I was looking for a few points of view on a solution that I am working on for a SMB to be more mobile that is about 40-50 people in size.

They are currently running a hub and spoke style network with an on site DC replicating locally to another “redundant” DC (that sits next to it). I am unable to access the DC as it is currently maintained by another service provider. Therefore I am unable to determine if it is a primary domain and if it is the maintainer of the FSMO roles and if that is the domains forest primary or if the forest primary is offsite.

They do not use many of the features of AD to a granular level like GPO, OU’s, or federation services due to their size. Most of their day to day business is conduct with their presence on client sites and they have the need to access unified resources that are up to date in real time that office 365 provides OOTB like Office 365, Delve and OneDrive.


I was therefore looking at solution where I could transfer out the current domain or replace it with a better solution so that they can do the following;

- Have unified access to a cloud storage provider for realtime unified document access.

- Have exchange / outlook email accounts with a custom domain name.

- Up to 5 shared printers within the LAN.

- Local logon to windows hardware with local roaming profile

- 2 custom programs currently running locally that make a connection over LAN to client terminals.

**- Ability to VPN to the 2 custom programs as well as some in office

hardware for occasional querying and log examination**


So far I have scoped out one potential offering or the office / collaboration side of things which is the following, Office 365 enterprise E3 Tier Solution:

https://products.office.com/en-us/business/office-365-enterprise-e3-business-software

This does however leave me with some points that I am unsure of and what is the best to achieve all of the above functionality and meet the requirements.

__________

▶ **STATED GOAL A**
Reproduce the office network post starting at "- Have unified" and ending at "within the LAN.", substituting "network printers" for "shared printers".

__________

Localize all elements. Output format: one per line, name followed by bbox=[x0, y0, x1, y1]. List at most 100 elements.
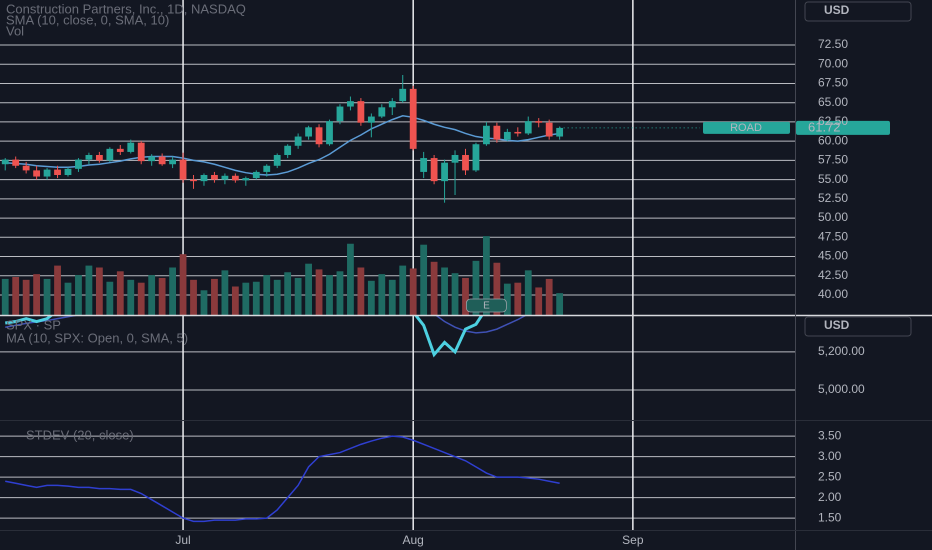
candle-body bbox=[305, 127, 312, 137]
candle-body bbox=[263, 165, 271, 172]
volume-bar bbox=[231, 286, 239, 315]
volume-bar bbox=[399, 265, 407, 315]
candle-body bbox=[545, 122, 553, 137]
volume-bar bbox=[326, 275, 333, 315]
volume-bar bbox=[211, 278, 218, 315]
volume-bar bbox=[116, 271, 124, 315]
candle-body bbox=[242, 178, 250, 181]
volume-bar bbox=[137, 282, 145, 315]
currency-button[interactable] bbox=[804, 316, 912, 337]
candle-body bbox=[315, 127, 323, 145]
candle-body bbox=[12, 159, 20, 166]
y-tick-label: 62.50 bbox=[818, 114, 848, 128]
y-tick-label: 5,000.00 bbox=[818, 382, 865, 396]
candle-body bbox=[336, 106, 344, 122]
price-tag bbox=[796, 120, 890, 135]
candle-body bbox=[503, 131, 511, 140]
candle-body bbox=[200, 175, 208, 182]
volume-bar bbox=[420, 244, 428, 315]
price-tag-label: 61.72 bbox=[808, 119, 841, 134]
y-tick-label: 3.50 bbox=[818, 428, 842, 442]
y-tick-label: 72.50 bbox=[818, 37, 848, 51]
x-tick-label: Jul bbox=[175, 533, 190, 547]
candle-body bbox=[127, 142, 135, 152]
volume-bar bbox=[409, 268, 417, 315]
overlay: ROAD 61.72 bbox=[559, 119, 890, 135]
volume-bar bbox=[430, 261, 438, 315]
volume-bar bbox=[85, 265, 93, 315]
candle-body bbox=[556, 127, 564, 137]
candle-body bbox=[106, 148, 114, 161]
y-tick-label: 57.50 bbox=[818, 153, 848, 167]
volume-bar bbox=[483, 236, 490, 315]
volume-bar bbox=[472, 260, 480, 315]
candle-body bbox=[514, 131, 522, 134]
y-tick-label: 70.00 bbox=[818, 56, 848, 70]
candle-body bbox=[294, 136, 302, 146]
candle-body bbox=[472, 144, 480, 171]
volume-bar bbox=[347, 243, 354, 315]
volume-bar bbox=[179, 254, 187, 315]
candle-body bbox=[85, 155, 93, 160]
candle-body bbox=[493, 125, 501, 140]
volume-bar bbox=[22, 279, 30, 315]
candle-body bbox=[347, 101, 354, 107]
volume-label: Vol bbox=[6, 23, 24, 38]
volume-bar bbox=[388, 279, 396, 315]
volume-bar bbox=[1, 278, 9, 315]
earnings-label: E bbox=[483, 301, 490, 312]
candle-body bbox=[22, 165, 30, 171]
symbol-tag bbox=[703, 121, 790, 134]
candle-body bbox=[211, 175, 218, 180]
volume-bar bbox=[357, 267, 365, 315]
candle-body bbox=[221, 175, 229, 180]
candle-body bbox=[116, 148, 124, 152]
stdev-pane bbox=[0, 421, 795, 530]
volume-bar bbox=[75, 275, 82, 315]
volume-bar bbox=[514, 282, 522, 315]
volume-bar bbox=[263, 275, 271, 315]
symbol-tag-label: ROAD bbox=[730, 122, 762, 134]
candle-body bbox=[326, 121, 333, 145]
currency-button[interactable] bbox=[804, 1, 912, 22]
y-tick-label: 52.50 bbox=[818, 191, 848, 205]
candle-body bbox=[378, 107, 386, 117]
candle-body bbox=[284, 145, 292, 155]
candle-body bbox=[409, 88, 417, 149]
candle-body bbox=[148, 156, 156, 162]
volume-bar bbox=[493, 262, 501, 315]
volume-bar bbox=[252, 281, 260, 315]
volume-bar bbox=[336, 271, 344, 315]
spx-pane bbox=[0, 316, 795, 420]
y-tick-label: 40.00 bbox=[818, 287, 848, 301]
y-tick-label: 65.00 bbox=[818, 95, 848, 109]
series-line bbox=[5, 316, 484, 358]
volume-bar bbox=[127, 279, 135, 315]
candle-body bbox=[1, 159, 9, 165]
volume-bar bbox=[441, 267, 448, 315]
candle-body bbox=[483, 125, 490, 145]
volume-bar bbox=[545, 278, 553, 315]
candle-body bbox=[252, 171, 260, 179]
volume-bar bbox=[535, 287, 543, 315]
candle-body bbox=[357, 101, 365, 123]
x-tick-label: Aug bbox=[403, 533, 424, 547]
volume-bar bbox=[221, 270, 229, 315]
candle-body bbox=[54, 169, 61, 175]
candle-body bbox=[535, 121, 543, 123]
volume-bar bbox=[33, 274, 41, 315]
currency-label[interactable]: USD bbox=[824, 3, 850, 17]
candle-body bbox=[430, 158, 438, 182]
volume-bar bbox=[524, 270, 532, 315]
earnings-badge bbox=[466, 298, 507, 313]
candle-body bbox=[95, 155, 103, 161]
series-line bbox=[5, 435, 560, 523]
candle-body bbox=[169, 159, 176, 165]
volume-bar bbox=[54, 265, 61, 315]
y-tick-label: 2.00 bbox=[818, 490, 842, 504]
candle-body bbox=[441, 162, 448, 182]
volume-bar bbox=[294, 277, 302, 315]
y-tick-label: 55.00 bbox=[818, 172, 848, 186]
currency-label[interactable]: USD bbox=[824, 318, 850, 332]
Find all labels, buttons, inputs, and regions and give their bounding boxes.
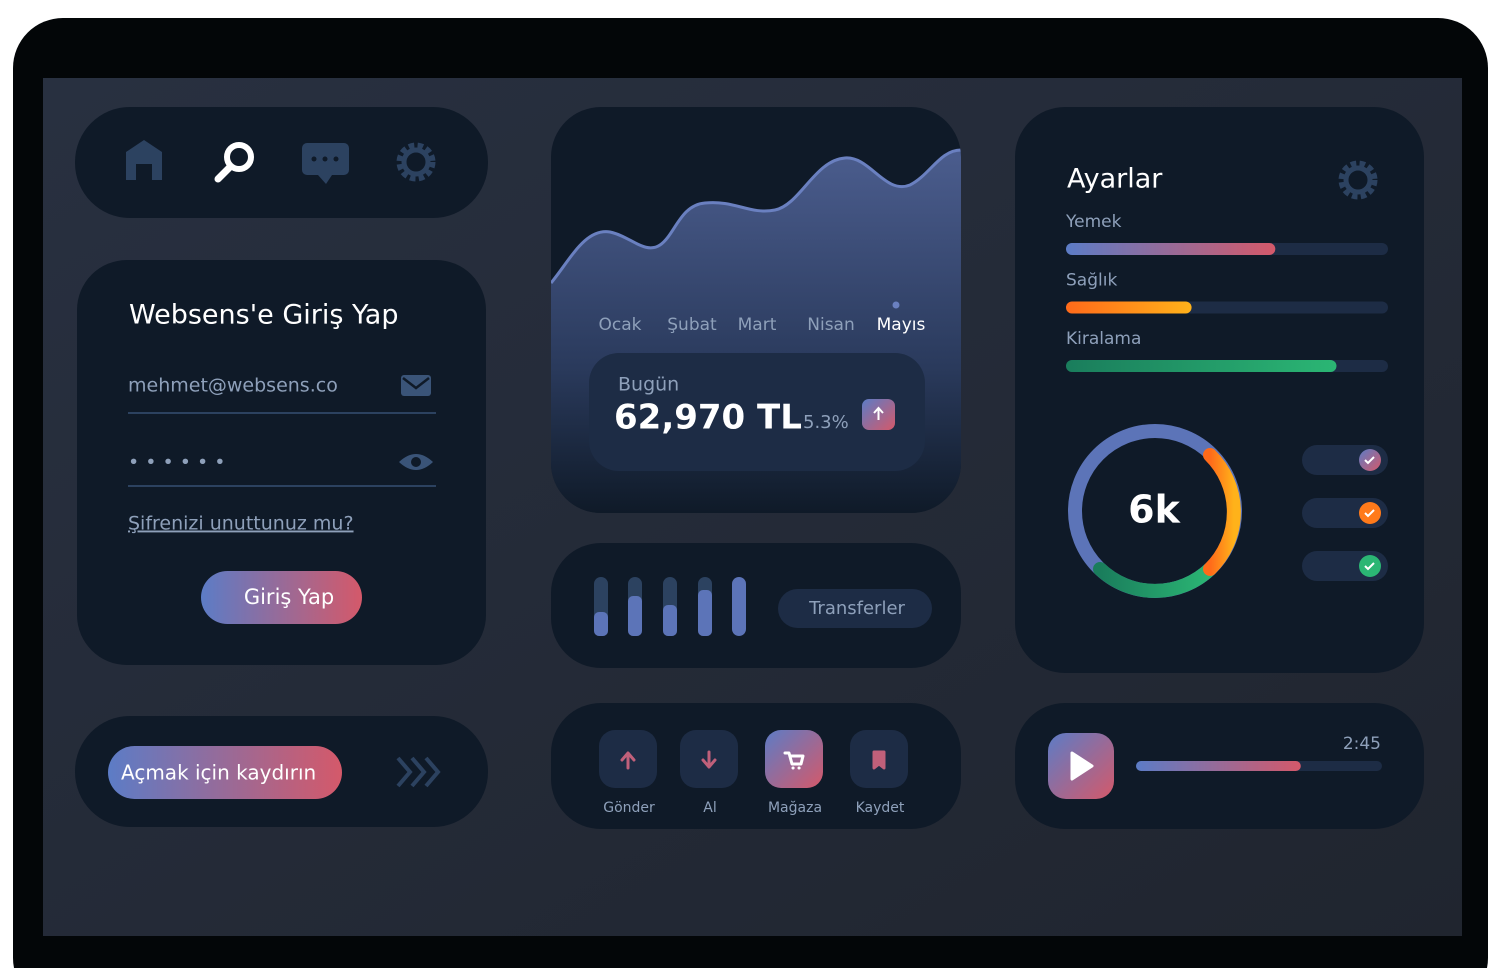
mail-icon — [401, 375, 431, 396]
play-icon — [1070, 751, 1094, 781]
bar-label: Sağlık — [1066, 271, 1117, 291]
action-label: Kaydet — [856, 800, 905, 816]
password-input[interactable]: • • • • • • — [128, 452, 225, 474]
bar-fill — [1066, 360, 1337, 372]
login-button[interactable] — [201, 571, 362, 624]
player-time: 2:45 — [1343, 734, 1381, 754]
transfer-card — [551, 543, 961, 668]
ring — [1068, 424, 1242, 598]
player-progress — [1136, 761, 1301, 771]
equalizer — [594, 577, 746, 636]
settings-icon[interactable] — [396, 142, 436, 182]
bar-label: Kiralama — [1066, 329, 1141, 349]
eye-icon[interactable] — [399, 454, 433, 470]
bar-fill — [1066, 301, 1192, 314]
up-arrow — [873, 406, 884, 420]
toggles[interactable] — [1302, 445, 1388, 581]
today-amount: 62,970 TL — [614, 398, 802, 438]
today-change: 5.3% — [803, 412, 849, 433]
action-icon — [872, 750, 886, 770]
forgot-link[interactable]: Şifrenizi unuttunuz mu? — [128, 513, 354, 535]
settings-gear[interactable] — [1338, 160, 1378, 200]
slide-label: Açmak için kaydırın — [121, 761, 316, 785]
month-label: Mayıs — [877, 315, 926, 335]
action-label: Al — [703, 800, 716, 816]
today-box — [589, 353, 925, 471]
month-label: Mart — [738, 315, 777, 335]
transfer-button[interactable] — [778, 589, 932, 628]
action-label: Gönder — [603, 800, 655, 816]
bar-fill — [1066, 243, 1276, 255]
email-input[interactable]: mehmet@websens.co — [128, 375, 338, 397]
login-button-label: Giriş Yap — [244, 585, 334, 609]
slide-handle[interactable] — [108, 746, 342, 799]
action-icon — [783, 751, 805, 770]
home-icon[interactable] — [126, 140, 162, 180]
search-icon[interactable] — [214, 142, 254, 183]
area-line — [551, 148, 961, 284]
action-icon — [701, 750, 717, 769]
month-label: Ocak — [599, 315, 642, 335]
action-icon — [620, 751, 636, 770]
today-label: Bugün — [618, 374, 679, 396]
bar-label: Yemek — [1065, 212, 1122, 232]
chat-icon[interactable] — [302, 143, 349, 184]
month-label: Şubat — [667, 315, 717, 335]
login-title: Websens'e Giriş Yap — [129, 300, 398, 331]
ring-label: 6k — [1128, 488, 1180, 532]
month-label: Nisan — [807, 315, 855, 335]
chevrons — [396, 756, 441, 788]
login-card — [77, 260, 486, 665]
month-dot — [892, 301, 900, 309]
transfer-label: Transferler — [808, 598, 905, 619]
nav-card — [75, 107, 488, 218]
action-button[interactable] — [765, 730, 823, 788]
action-label: Mağaza — [768, 800, 822, 816]
settings-title: Ayarlar — [1067, 164, 1163, 195]
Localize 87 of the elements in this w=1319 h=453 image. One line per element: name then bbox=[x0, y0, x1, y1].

__________

▶ **STATED GOAL B**
Convert the entries starting at the line that contains "candle-body bbox=[305, 127, 312, 137]" and ending at the line that contains "y-tick-label: 5,000.00 bbox=[818, 382, 865, 396]" into a Markdown table with the columns Row and Line. Number the rows in order, include both end lines, and leave out any blank lines.

▶ **EXERCISE ANSWER A**
- Have unified access to a cloud storage provider for realtime unified document access.

- Have exchange / outlook email accounts with a custom domain name.

- Up to 5 network printers within the LAN.

▶ **EXERCISE ANSWER B**
| Row | Line |
|---|---|
| 1 | candle-body bbox=[305, 127, 312, 137] |
| 2 | candle-body bbox=[263, 165, 271, 172] |
| 3 | volume-bar bbox=[231, 286, 239, 315] |
| 4 | volume-bar bbox=[399, 265, 407, 315] |
| 5 | candle-body bbox=[545, 122, 553, 137] |
| 6 | volume-bar bbox=[326, 275, 333, 315] |
| 7 | volume-bar bbox=[211, 278, 218, 315] |
| 8 | volume-bar bbox=[116, 271, 124, 315] |
| 9 | candle-body bbox=[242, 178, 250, 181] |
| 10 | volume-bar bbox=[137, 282, 145, 315] |
| 11 | currency-button[interactable] bbox=[804, 316, 912, 337] |
| 12 | candle-body bbox=[315, 127, 323, 145] |
| 13 | candle-body bbox=[12, 159, 20, 166] |
| 14 | y-tick-label: 62.50 bbox=[818, 114, 848, 128] |
| 15 | y-tick-label: 5,000.00 bbox=[818, 382, 865, 396] |